--- BEGIN ---

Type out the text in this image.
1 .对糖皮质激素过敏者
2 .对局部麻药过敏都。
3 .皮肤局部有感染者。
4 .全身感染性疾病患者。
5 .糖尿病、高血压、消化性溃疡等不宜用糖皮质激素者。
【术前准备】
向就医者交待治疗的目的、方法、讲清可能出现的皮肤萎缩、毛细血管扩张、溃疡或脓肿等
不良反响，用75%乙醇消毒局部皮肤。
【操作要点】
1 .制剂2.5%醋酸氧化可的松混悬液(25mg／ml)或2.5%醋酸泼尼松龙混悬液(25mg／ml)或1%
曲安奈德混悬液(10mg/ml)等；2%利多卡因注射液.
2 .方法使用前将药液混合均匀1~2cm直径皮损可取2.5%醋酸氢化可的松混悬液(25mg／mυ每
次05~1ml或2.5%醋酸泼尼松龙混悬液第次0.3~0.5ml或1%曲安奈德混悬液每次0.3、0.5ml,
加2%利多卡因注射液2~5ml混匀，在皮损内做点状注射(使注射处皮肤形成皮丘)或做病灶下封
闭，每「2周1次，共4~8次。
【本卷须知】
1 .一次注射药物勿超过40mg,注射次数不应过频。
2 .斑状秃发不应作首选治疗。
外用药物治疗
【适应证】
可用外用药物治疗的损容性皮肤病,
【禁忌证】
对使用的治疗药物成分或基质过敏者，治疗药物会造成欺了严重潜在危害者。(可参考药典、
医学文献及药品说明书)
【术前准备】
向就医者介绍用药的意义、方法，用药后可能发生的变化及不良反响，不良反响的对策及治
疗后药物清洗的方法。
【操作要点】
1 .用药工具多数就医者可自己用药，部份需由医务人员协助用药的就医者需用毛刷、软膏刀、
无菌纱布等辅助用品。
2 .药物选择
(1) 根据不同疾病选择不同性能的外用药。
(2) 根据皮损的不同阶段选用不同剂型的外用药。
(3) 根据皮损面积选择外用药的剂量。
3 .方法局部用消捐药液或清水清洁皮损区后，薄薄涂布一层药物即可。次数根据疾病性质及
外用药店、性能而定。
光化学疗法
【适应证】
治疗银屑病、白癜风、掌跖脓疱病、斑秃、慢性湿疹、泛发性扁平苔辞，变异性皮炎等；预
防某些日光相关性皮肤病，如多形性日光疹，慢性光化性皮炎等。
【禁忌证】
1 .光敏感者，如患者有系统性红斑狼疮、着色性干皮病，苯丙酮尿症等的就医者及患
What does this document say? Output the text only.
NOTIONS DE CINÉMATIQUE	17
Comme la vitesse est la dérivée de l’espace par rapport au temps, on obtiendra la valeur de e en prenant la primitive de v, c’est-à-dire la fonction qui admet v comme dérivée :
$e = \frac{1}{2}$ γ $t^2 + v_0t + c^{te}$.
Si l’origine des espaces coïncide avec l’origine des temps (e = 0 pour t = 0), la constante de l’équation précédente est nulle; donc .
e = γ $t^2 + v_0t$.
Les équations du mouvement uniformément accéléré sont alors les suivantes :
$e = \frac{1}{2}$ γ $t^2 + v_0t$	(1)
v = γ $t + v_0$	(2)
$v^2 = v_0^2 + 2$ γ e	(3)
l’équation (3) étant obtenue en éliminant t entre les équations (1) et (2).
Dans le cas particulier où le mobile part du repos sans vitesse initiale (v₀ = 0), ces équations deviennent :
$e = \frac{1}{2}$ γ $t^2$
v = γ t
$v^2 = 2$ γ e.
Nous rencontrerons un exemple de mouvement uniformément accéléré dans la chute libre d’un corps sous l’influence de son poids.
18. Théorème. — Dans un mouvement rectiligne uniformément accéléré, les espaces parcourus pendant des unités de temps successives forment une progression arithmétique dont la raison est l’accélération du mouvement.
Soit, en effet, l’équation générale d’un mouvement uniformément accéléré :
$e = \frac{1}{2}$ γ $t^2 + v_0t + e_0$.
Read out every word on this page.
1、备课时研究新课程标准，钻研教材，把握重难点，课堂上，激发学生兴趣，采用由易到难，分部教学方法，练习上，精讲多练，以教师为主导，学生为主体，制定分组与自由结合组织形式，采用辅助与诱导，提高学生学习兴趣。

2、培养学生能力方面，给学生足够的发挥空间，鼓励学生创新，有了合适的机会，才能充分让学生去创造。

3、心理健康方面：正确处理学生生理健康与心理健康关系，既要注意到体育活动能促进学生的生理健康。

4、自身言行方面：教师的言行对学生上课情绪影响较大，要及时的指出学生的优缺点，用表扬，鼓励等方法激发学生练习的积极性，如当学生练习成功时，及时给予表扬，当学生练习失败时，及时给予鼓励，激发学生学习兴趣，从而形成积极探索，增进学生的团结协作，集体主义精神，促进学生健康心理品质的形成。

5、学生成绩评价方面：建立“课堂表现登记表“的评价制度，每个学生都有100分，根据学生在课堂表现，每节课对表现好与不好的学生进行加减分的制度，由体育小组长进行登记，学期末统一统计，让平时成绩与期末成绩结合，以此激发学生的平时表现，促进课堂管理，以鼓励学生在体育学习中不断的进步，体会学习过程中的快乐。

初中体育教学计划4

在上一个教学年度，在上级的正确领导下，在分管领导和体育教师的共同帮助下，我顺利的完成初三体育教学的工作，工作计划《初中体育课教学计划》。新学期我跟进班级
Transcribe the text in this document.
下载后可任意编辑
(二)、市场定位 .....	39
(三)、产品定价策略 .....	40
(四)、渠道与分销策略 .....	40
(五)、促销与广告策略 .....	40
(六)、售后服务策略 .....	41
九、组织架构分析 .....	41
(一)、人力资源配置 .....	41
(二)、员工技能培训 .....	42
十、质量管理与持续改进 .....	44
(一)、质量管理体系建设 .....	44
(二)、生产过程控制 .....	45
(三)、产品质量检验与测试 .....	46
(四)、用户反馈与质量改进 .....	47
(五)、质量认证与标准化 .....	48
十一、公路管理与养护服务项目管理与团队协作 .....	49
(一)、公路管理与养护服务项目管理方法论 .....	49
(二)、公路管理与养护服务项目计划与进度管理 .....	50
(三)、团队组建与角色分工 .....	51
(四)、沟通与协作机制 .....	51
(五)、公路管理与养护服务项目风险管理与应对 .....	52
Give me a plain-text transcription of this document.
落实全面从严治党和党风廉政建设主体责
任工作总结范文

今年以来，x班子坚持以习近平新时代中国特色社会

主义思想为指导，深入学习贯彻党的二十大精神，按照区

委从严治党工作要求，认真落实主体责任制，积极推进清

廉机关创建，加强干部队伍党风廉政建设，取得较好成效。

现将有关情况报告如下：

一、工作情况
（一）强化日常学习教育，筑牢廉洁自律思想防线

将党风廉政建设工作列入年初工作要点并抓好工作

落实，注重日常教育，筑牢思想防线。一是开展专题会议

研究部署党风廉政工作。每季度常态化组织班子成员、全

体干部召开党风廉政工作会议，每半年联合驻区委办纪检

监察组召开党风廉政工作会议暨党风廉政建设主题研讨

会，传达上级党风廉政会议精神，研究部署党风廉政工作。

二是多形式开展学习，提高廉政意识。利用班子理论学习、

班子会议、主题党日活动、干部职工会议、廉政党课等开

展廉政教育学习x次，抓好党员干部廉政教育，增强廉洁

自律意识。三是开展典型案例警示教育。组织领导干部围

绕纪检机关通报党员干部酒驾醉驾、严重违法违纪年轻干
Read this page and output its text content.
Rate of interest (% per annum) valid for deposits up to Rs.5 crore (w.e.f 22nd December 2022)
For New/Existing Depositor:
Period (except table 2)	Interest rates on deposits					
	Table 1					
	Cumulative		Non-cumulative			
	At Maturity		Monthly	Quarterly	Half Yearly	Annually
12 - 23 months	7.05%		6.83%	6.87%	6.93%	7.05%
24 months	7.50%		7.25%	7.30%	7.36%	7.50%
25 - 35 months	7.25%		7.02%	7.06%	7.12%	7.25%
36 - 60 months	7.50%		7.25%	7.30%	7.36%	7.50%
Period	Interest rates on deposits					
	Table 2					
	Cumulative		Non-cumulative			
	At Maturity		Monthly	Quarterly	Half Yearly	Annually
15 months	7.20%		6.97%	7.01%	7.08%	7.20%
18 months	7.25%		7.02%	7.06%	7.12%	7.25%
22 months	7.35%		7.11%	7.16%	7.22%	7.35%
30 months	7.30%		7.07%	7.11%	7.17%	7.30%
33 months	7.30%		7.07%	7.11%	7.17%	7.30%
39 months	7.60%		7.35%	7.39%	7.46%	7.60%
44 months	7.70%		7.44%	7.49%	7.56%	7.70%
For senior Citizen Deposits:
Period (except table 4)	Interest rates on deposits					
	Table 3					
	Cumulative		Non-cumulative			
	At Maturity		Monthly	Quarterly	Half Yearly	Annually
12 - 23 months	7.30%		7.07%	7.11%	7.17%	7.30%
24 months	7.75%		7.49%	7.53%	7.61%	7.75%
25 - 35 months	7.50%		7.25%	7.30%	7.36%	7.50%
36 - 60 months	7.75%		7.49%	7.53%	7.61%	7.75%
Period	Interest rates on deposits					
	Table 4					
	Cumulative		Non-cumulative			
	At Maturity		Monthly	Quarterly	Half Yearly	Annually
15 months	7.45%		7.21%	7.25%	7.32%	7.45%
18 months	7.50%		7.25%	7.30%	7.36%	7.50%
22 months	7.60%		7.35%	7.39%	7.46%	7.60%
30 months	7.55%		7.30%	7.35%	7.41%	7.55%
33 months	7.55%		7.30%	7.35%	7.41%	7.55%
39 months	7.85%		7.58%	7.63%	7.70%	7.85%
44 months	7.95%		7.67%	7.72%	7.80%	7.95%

--- END ---

-- Description of the task --
What is the number of lines in the listing that include the word "except"? Give that number and nothing else.

-- Response --
2